▸ TO DO:
Repeat the records exactly. Every line must match.

▸ EXERCISE INPUT:
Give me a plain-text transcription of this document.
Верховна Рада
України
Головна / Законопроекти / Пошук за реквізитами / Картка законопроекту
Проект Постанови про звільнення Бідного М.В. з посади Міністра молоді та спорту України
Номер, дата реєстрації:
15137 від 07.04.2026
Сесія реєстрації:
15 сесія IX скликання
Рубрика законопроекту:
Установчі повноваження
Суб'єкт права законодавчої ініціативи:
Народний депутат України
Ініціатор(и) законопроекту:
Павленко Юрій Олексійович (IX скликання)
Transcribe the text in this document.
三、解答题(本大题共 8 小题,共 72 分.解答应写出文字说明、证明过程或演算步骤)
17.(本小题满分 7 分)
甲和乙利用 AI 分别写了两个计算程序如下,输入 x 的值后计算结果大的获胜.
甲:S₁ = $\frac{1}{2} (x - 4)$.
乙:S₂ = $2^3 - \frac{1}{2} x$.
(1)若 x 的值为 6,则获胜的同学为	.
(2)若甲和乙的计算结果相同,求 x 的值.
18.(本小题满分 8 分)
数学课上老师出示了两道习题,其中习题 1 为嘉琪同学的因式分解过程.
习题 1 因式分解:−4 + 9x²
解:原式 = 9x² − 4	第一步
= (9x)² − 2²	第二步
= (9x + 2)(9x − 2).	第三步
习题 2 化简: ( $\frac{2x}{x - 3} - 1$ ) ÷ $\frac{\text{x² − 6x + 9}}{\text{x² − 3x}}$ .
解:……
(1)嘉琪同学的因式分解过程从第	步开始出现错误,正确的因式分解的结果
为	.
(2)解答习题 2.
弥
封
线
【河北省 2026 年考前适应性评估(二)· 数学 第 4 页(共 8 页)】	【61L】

▸ CORRECT RESPONSE:
Give me a plain-text transcription of this document.
Верховна Рада
України
Головна / Законопроекти / Пошук за реквізитами / Картка законопроекту
Проект Постанови про звільнення Бідного М.В. з посади Міністра молоді та спорту України
Номер, дата реєстрації:
15137 від 07.04.2026
Сесія реєстрації:
15 сесія IX скликання
Рубрика законопроекту:
Установчі повноваження
Суб'єкт права законодавчої ініціативи:
Народний депутат України
Ініціатор(и) законопроекту:
Павленко Юрій Олексійович (IX скликання)
Transcribe the text in this document.
三、解答题(本大题共 8 小题,共 72 分.解答应写出文字说明、证明过程或演算步骤)
17.(本小题满分 7 分)
甲和乙利用 AI 分别写了两个计算程序如下,输入 x 的值后计算结果大的获胜.
甲:S₁ = $\frac{1}{2} (x - 4)$.
乙:S₂ = $2^3 - \frac{1}{2} x$.
(1)若 x 的值为 6,则获胜的同学为	.
(2)若甲和乙的计算结果相同,求 x 的值.
18.(本小题满分 8 分)
数学课上老师出示了两道习题,其中习题 1 为嘉琪同学的因式分解过程.
习题 1 因式分解:−4 + 9x²
解:原式 = 9x² − 4	第一步
= (9x)² − 2²	第二步
= (9x + 2)(9x − 2).	第三步
习题 2 化简: ( $\frac{2x}{x - 3} - 1$ ) ÷ $\frac{\text{x² − 6x + 9}}{\text{x² − 3x}}$ .
解:……
(1)嘉琪同学的因式分解过程从第	步开始出现错误,正确的因式分解的结果
为	.
(2)解答习题 2.
弥
封
线
【河北省 2026 年考前适应性评估(二)· 数学 第 4 页(共 8 页)】	【61L】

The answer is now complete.